### Task to carry out
Below are some records; repeat them all exactly, minus the pictures.

Source data
• • • • •
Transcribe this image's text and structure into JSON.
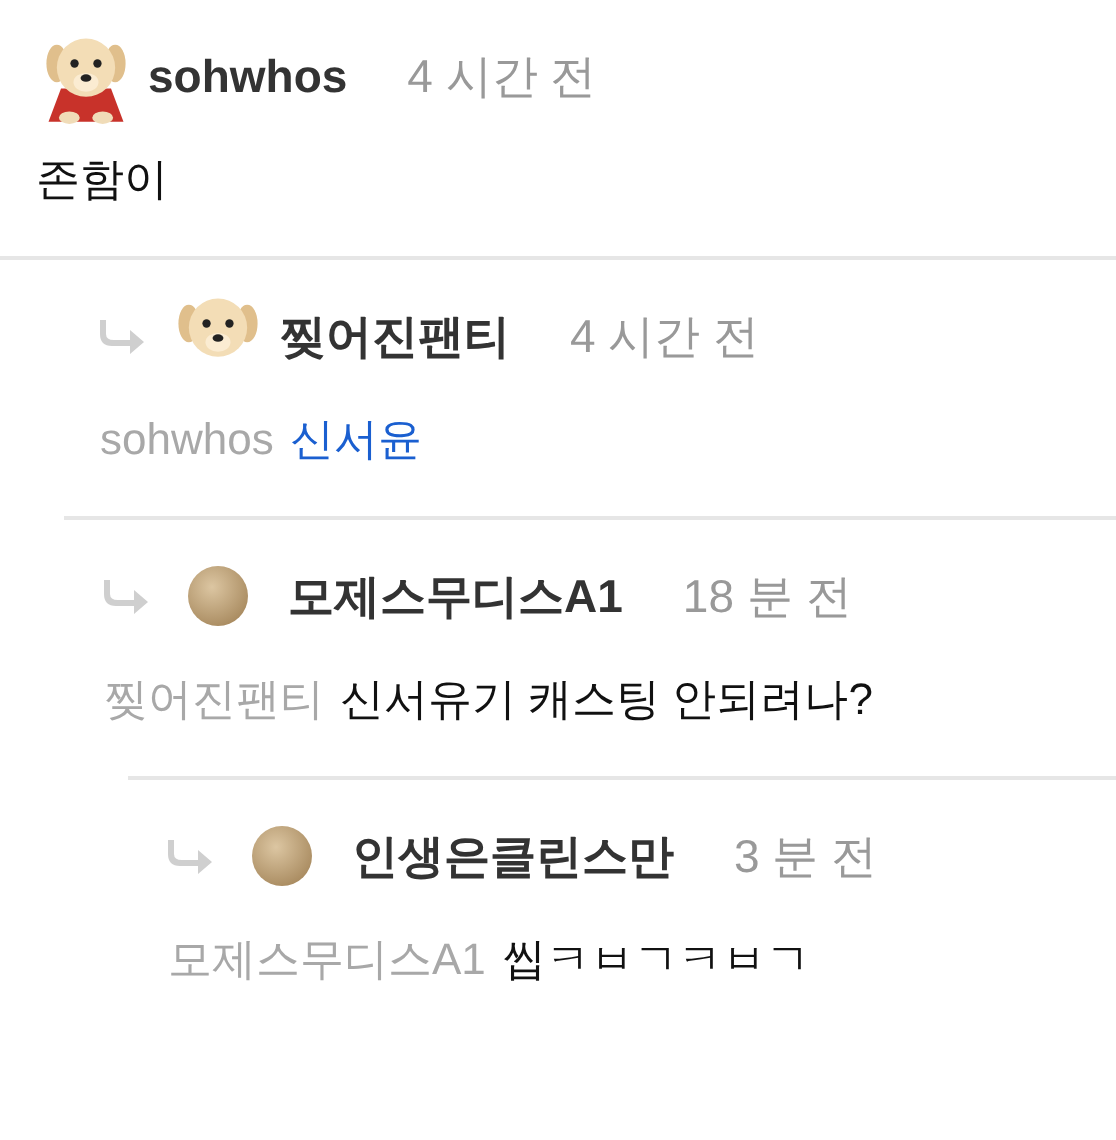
{
  "comments": [
    {
      "kind": "puppy-cape",
      "author": "sohwhos",
      "time": "4 시간 전",
      "body": "존함이",
      "body_link": false,
      "children": [
        {
          "kind": "puppy",
          "author": "찢어진팬티",
          "time": "4 시간 전",
          "mention": "sohwhos",
          "body": "신서윤",
          "body_link": true,
          "children": [
            {
              "kind": "plain",
              "author": "모제스무디스A1",
              "time": "18 분 전",
              "mention": "찢어진팬티",
              "body": "신서유기 캐스팅 안되려나?",
              "body_link": false,
              "children": [
                {
                  "kind": "plain",
                  "author": "인생은클린스만",
                  "time": "3 분 전",
                  "mention": "모제스무디스A1",
                  "body": "씹ㅋㅂㄱㅋㅂㄱ",
                  "body_link": false
                }
              ]
            }
          ]
        }
      ]
    }
  ]
}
• • • • •
### Result for this task
Transcribe this image's text and structure into JSON.
{
  "comments": [
    {
      "kind": "puppy-cape",
      "author": "sohwhos",
      "time": "4 시간 전",
      "body": "존함이",
      "body_link": false,
      "children": [
        {
          "kind": "puppy",
          "author": "찢어진팬티",
          "time": "4 시간 전",
          "mention": "sohwhos",
          "body": "신서윤",
          "body_link": true,
          "children": [
            {
              "kind": "plain",
              "author": "모제스무디스A1",
              "time": "18 분 전",
              "mention": "찢어진팬티",
              "body": "신서유기 캐스팅 안되려나?",
              "body_link": false,
              "children": [
                {
                  "kind": "plain",
                  "author": "인생은클린스만",
                  "time": "3 분 전",
                  "mention": "모제스무디스A1",
                  "body": "씹ㅋㅂㄱㅋㅂㄱ",
                  "body_link": false
                }
              ]
            }
          ]
        }
      ]
    }
  ]
}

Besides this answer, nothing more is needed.